What to produce —
Set down all of the entries below word for word, with the pictures left out.

Information shown —
━━━━━━━━━━━━━━━━━━━━━━━━━━━━━━

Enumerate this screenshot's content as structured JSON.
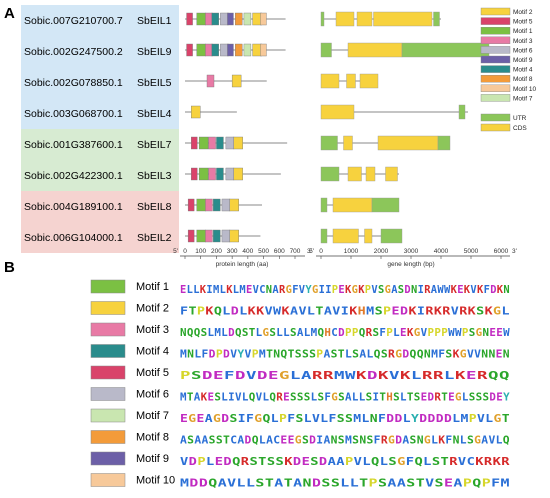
{
  "panel_a": {
    "label": "A",
    "genes": [
      {
        "id": "Sobic.007G210700.7",
        "name": "SbEIL1",
        "group": "blue"
      },
      {
        "id": "Sobic.002G247500.2",
        "name": "SbEIL9",
        "group": "blue"
      },
      {
        "id": "Sobic.002G078850.1",
        "name": "SbEIL5",
        "group": "blue"
      },
      {
        "id": "Sobic.003G068700.1",
        "name": "SbEIL4",
        "group": "blue"
      },
      {
        "id": "Sobic.001G387600.1",
        "name": "SbEIL7",
        "group": "green"
      },
      {
        "id": "Sobic.002G422300.1",
        "name": "SbEIL3",
        "group": "green"
      },
      {
        "id": "Sobic.004G189100.1",
        "name": "SbEIL8",
        "group": "red"
      },
      {
        "id": "Sobic.006G104000.1",
        "name": "SbEIL2",
        "group": "red"
      }
    ],
    "protein_axis": {
      "ticks": [
        "0",
        "100",
        "200",
        "300",
        "400",
        "500",
        "600",
        "700"
      ],
      "ends": [
        "5'",
        "3'"
      ],
      "label": "protein length (aa)"
    },
    "gene_axis": {
      "ticks": [
        "0",
        "1000",
        "2000",
        "3000",
        "4000",
        "5000",
        "6000"
      ],
      "ends": [
        "5'",
        "3'"
      ],
      "label": "gene length (bp)"
    },
    "motif_legend": [
      {
        "label": "Motif 2",
        "color": "#f7d23e"
      },
      {
        "label": "Motif 5",
        "color": "#d9436a"
      },
      {
        "label": "Motif 1",
        "color": "#7bc043"
      },
      {
        "label": "Motif 3",
        "color": "#e87aa5"
      },
      {
        "label": "Motif 6",
        "color": "#b9b9c9"
      },
      {
        "label": "Motif 9",
        "color": "#6c5fa7"
      },
      {
        "label": "Motif 4",
        "color": "#2a8c8c"
      },
      {
        "label": "Motif 8",
        "color": "#f39b3a"
      },
      {
        "label": "Motif 10",
        "color": "#f7c99a"
      },
      {
        "label": "Motif 7",
        "color": "#c9e6b0"
      }
    ],
    "structure_legend": [
      {
        "label": "UTR",
        "color": "#8cc65a"
      },
      {
        "label": "CDS",
        "color": "#f7d23e"
      }
    ],
    "colors": {
      "blue_bg": "#d3e7f6",
      "green_bg": "#d7ebd2",
      "red_bg": "#f5d3d0"
    }
  },
  "panel_b": {
    "label": "B",
    "motifs": [
      {
        "name": "Motif 1",
        "color": "#7bc043",
        "sequence": "ELLKIMLKLMEVCNARGFVYGIIPEKGKPVSGASDNIRAWWKEKVKFDKN"
      },
      {
        "name": "Motif 2",
        "color": "#f7d23e",
        "sequence": "FTPKQLDLKKVWKAVLTAVIKHMSPEDKIRKRVRKSKGL"
      },
      {
        "name": "Motif 3",
        "color": "#e87aa5",
        "sequence": "NQQSLMLDQSTLGSLLSALMQHCDPPQRSFPLEKGVPPPWWPSGNEEW"
      },
      {
        "name": "Motif 4",
        "color": "#2a8c8c",
        "sequence": "MNLFDPDVYVPMTNQTSSSPASTLSALQSRGDQQNMFSKGVVNNEN"
      },
      {
        "name": "Motif 5",
        "color": "#d9436a",
        "sequence": "PSDEFDVDEGLARRMWKDKVKLRRLKERQQ"
      },
      {
        "name": "Motif 6",
        "color": "#b9b9c9",
        "sequence": "MTAKESLIVLQVLQRESSSLSFGSALLSITHSLTSEDRTEGLSSSDEY"
      },
      {
        "name": "Motif 7",
        "color": "#c9e6b0",
        "sequence": "EGEAGDSIFGQLPFSLVLFSSMLNFDDLYDDDDLMPVLGT"
      },
      {
        "name": "Motif 8",
        "color": "#f39b3a",
        "sequence": "ASAASSTCADQLACEEGSDIANSMSNSFRGDASNGLKFNLSGAVLQ"
      },
      {
        "name": "Motif 9",
        "color": "#6c5fa7",
        "sequence": "VDPLEDQRSTSSKDESDAAPVLQLSGFQLSTRVCKRKR"
      },
      {
        "name": "Motif 10",
        "color": "#f7c99a",
        "sequence": "MDDQAVLLSTATANDSSLLTPSAASTVSEAPQPFM"
      }
    ]
  }
}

━━━━━━━━━━━━━━━━━━━━━━━━━━━━━━

Answer area —
Enumerate this screenshot's content as structured JSON.
{
  "panel_a": {
    "label": "A",
    "genes": [
      {
        "id": "Sobic.007G210700.7",
        "name": "SbEIL1",
        "group": "blue"
      },
      {
        "id": "Sobic.002G247500.2",
        "name": "SbEIL9",
        "group": "blue"
      },
      {
        "id": "Sobic.002G078850.1",
        "name": "SbEIL5",
        "group": "blue"
      },
      {
        "id": "Sobic.003G068700.1",
        "name": "SbEIL4",
        "group": "blue"
      },
      {
        "id": "Sobic.001G387600.1",
        "name": "SbEIL7",
        "group": "green"
      },
      {
        "id": "Sobic.002G422300.1",
        "name": "SbEIL3",
        "group": "green"
      },
      {
        "id": "Sobic.004G189100.1",
        "name": "SbEIL8",
        "group": "red"
      },
      {
        "id": "Sobic.006G104000.1",
        "name": "SbEIL2",
        "group": "red"
      }
    ],
    "protein_axis": {
      "ticks": [
        "0",
        "100",
        "200",
        "300",
        "400",
        "500",
        "600",
        "700"
      ],
      "ends": [
        "5'",
        "3'"
      ],
      "label": "protein length (aa)"
    },
    "gene_axis": {
      "ticks": [
        "0",
        "1000",
        "2000",
        "3000",
        "4000",
        "5000",
        "6000"
      ],
      "ends": [
        "5'",
        "3'"
      ],
      "label": "gene length (bp)"
    },
    "motif_legend": [
      {
        "label": "Motif 2",
        "color": "#f7d23e"
      },
      {
        "label": "Motif 5",
        "color": "#d9436a"
      },
      {
        "label": "Motif 1",
        "color": "#7bc043"
      },
      {
        "label": "Motif 3",
        "color": "#e87aa5"
      },
      {
        "label": "Motif 6",
        "color": "#b9b9c9"
      },
      {
        "label": "Motif 9",
        "color": "#6c5fa7"
      },
      {
        "label": "Motif 4",
        "color": "#2a8c8c"
      },
      {
        "label": "Motif 8",
        "color": "#f39b3a"
      },
      {
        "label": "Motif 10",
        "color": "#f7c99a"
      },
      {
        "label": "Motif 7",
        "color": "#c9e6b0"
      }
    ],
    "structure_legend": [
      {
        "label": "UTR",
        "color": "#8cc65a"
      },
      {
        "label": "CDS",
        "color": "#f7d23e"
      }
    ],
    "colors": {
      "blue_bg": "#d3e7f6",
      "green_bg": "#d7ebd2",
      "red_bg": "#f5d3d0"
    }
  },
  "panel_b": {
    "label": "B",
    "motifs": [
      {
        "name": "Motif 1",
        "color": "#7bc043",
        "sequence": "ELLKIMLKLMEVCNARGFVYGIIPEKGKPVSGASDNIRAWWKEKVKFDKN"
      },
      {
        "name": "Motif 2",
        "color": "#f7d23e",
        "sequence": "FTPKQLDLKKVWKAVLTAVIKHMSPEDKIRKRVRKSKGL"
      },
      {
        "name": "Motif 3",
        "color": "#e87aa5",
        "sequence": "NQQSLMLDQSTLGSLLSALMQHCDPPQRSFPLEKGVPPPWWPSGNEEW"
      },
      {
        "name": "Motif 4",
        "color": "#2a8c8c",
        "sequence": "MNLFDPDVYVPMTNQTSSSPASTLSALQSRGDQQNMFSKGVVNNEN"
      },
      {
        "name": "Motif 5",
        "color": "#d9436a",
        "sequence": "PSDEFDVDEGLARRMWKDKVKLRRLKERQQ"
      },
      {
        "name": "Motif 6",
        "color": "#b9b9c9",
        "sequence": "MTAKESLIVLQVLQRESSSLSFGSALLSITHSLTSEDRTEGLSSSDEY"
      },
      {
        "name": "Motif 7",
        "color": "#c9e6b0",
        "sequence": "EGEAGDSIFGQLPFSLVLFSSMLNFDDLYDDDDLMPVLGT"
      },
      {
        "name": "Motif 8",
        "color": "#f39b3a",
        "sequence": "ASAASSTCADQLACEEGSDIANSMSNSFRGDASNGLKFNLSGAVLQ"
      },
      {
        "name": "Motif 9",
        "color": "#6c5fa7",
        "sequence": "VDPLEDQRSTSSKDESDAAPVLQLSGFQLSTRVCKRKR"
      },
      {
        "name": "Motif 10",
        "color": "#f7c99a",
        "sequence": "MDDQAVLLSTATANDSSLLTPSAASTVSEAPQPFM"
      }
    ]
  }
}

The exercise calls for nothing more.